* START *

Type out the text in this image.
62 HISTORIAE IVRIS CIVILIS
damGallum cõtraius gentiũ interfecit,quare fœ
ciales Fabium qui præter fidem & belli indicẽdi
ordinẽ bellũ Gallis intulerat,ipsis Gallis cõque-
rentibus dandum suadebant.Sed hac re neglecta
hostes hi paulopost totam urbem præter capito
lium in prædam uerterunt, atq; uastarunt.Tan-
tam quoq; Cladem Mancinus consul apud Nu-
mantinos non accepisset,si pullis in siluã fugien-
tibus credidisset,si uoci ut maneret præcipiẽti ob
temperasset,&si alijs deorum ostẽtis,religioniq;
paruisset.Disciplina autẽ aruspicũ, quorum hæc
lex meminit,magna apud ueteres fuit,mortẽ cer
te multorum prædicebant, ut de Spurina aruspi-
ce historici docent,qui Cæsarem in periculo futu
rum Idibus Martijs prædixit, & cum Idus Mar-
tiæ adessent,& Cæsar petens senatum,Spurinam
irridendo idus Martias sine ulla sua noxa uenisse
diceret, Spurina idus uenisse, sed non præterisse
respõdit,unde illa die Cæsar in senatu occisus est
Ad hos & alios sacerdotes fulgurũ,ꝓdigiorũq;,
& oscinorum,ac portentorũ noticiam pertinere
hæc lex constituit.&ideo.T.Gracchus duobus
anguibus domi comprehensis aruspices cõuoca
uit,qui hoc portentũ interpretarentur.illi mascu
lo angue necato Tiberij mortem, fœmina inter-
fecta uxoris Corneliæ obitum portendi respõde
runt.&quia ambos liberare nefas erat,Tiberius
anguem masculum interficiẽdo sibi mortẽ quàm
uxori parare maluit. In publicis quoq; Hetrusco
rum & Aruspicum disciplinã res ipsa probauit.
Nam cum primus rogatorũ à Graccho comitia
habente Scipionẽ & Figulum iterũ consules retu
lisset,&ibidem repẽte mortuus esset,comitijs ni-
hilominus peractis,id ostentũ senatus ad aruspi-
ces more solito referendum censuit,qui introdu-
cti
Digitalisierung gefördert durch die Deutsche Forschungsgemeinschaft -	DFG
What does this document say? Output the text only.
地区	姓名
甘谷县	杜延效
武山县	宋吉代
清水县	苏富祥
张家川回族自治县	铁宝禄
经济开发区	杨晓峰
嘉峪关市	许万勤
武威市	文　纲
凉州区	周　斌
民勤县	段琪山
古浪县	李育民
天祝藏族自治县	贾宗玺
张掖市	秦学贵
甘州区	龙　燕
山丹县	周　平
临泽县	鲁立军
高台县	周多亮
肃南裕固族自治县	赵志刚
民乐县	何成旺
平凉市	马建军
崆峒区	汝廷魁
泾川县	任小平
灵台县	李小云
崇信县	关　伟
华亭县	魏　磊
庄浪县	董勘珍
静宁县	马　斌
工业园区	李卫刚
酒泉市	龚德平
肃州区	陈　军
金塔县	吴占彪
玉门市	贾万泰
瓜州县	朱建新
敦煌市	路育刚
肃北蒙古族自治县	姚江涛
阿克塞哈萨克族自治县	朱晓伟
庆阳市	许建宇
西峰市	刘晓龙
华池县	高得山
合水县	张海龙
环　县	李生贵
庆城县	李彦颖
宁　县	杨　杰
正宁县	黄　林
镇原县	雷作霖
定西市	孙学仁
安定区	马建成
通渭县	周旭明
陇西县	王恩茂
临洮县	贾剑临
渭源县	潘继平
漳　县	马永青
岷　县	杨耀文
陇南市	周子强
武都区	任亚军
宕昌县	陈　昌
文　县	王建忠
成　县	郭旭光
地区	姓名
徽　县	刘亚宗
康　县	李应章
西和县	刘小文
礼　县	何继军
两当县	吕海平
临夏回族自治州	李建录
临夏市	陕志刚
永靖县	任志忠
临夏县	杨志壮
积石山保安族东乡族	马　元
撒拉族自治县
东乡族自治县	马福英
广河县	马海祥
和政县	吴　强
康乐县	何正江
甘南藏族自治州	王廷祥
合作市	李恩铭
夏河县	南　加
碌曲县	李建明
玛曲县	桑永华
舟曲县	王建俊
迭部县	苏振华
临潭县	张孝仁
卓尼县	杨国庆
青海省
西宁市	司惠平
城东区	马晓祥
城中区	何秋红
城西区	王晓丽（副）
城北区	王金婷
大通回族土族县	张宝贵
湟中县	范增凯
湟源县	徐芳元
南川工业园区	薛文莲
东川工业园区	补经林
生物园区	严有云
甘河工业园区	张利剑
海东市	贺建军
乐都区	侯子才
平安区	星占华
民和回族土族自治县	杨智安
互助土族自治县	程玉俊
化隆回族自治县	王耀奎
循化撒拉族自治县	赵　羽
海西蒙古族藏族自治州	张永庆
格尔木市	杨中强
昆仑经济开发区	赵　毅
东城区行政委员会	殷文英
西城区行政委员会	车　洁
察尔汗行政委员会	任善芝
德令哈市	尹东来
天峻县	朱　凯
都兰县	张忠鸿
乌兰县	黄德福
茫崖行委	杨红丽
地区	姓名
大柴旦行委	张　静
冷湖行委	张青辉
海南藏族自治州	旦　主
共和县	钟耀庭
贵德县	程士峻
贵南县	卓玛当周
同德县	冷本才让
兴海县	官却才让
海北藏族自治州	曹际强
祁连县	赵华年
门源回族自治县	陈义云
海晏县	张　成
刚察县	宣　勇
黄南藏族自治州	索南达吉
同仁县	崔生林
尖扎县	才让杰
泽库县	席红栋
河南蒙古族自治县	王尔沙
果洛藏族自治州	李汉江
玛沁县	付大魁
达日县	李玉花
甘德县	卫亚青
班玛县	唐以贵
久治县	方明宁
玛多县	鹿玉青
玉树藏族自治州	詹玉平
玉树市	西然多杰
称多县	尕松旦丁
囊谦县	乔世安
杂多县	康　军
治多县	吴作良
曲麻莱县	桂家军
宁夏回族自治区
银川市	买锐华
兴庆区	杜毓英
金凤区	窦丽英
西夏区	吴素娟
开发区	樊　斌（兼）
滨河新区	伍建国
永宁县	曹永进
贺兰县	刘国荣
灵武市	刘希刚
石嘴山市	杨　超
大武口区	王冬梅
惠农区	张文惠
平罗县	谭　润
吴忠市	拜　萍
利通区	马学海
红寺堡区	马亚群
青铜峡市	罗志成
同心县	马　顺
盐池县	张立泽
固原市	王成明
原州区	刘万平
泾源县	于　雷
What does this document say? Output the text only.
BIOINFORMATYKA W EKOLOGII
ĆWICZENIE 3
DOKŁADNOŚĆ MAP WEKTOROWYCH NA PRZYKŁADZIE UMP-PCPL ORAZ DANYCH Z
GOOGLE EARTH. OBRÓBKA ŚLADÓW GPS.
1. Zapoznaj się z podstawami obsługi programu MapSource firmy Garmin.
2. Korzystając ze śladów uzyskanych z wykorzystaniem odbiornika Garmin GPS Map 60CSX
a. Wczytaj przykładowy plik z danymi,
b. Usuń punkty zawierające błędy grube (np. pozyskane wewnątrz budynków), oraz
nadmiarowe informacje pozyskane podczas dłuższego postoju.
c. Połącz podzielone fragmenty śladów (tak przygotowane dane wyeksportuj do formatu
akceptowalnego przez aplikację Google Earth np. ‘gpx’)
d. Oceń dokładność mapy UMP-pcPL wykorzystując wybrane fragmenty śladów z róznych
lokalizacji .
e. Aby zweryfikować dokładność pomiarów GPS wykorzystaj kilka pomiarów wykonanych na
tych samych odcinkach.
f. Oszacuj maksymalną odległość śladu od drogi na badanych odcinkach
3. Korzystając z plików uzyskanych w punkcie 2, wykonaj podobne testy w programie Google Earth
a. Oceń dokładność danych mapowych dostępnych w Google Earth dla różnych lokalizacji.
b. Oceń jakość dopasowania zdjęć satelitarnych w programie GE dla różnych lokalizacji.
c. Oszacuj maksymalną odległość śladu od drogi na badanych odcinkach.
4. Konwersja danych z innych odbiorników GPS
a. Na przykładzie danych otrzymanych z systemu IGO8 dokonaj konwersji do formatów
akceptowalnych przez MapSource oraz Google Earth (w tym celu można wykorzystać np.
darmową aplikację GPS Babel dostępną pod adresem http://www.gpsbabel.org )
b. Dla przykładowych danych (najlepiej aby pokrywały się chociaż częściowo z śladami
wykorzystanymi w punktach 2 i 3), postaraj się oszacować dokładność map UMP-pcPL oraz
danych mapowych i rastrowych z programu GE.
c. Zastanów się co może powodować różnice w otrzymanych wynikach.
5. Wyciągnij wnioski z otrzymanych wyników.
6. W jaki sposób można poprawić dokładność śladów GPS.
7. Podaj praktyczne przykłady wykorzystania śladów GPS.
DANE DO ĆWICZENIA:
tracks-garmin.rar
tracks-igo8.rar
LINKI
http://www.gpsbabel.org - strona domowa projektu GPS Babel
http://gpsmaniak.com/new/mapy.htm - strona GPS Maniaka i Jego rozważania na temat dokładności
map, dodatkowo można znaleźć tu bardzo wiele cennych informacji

* END *

Exercise:
Pull out each line holding the string "gpsbabel".

Task solution:
darmową aplikację GPS Babel dostępną pod adresem http://www.gpsbabel.org )
http://www.gpsbabel.org - strona domowa projektu GPS Babel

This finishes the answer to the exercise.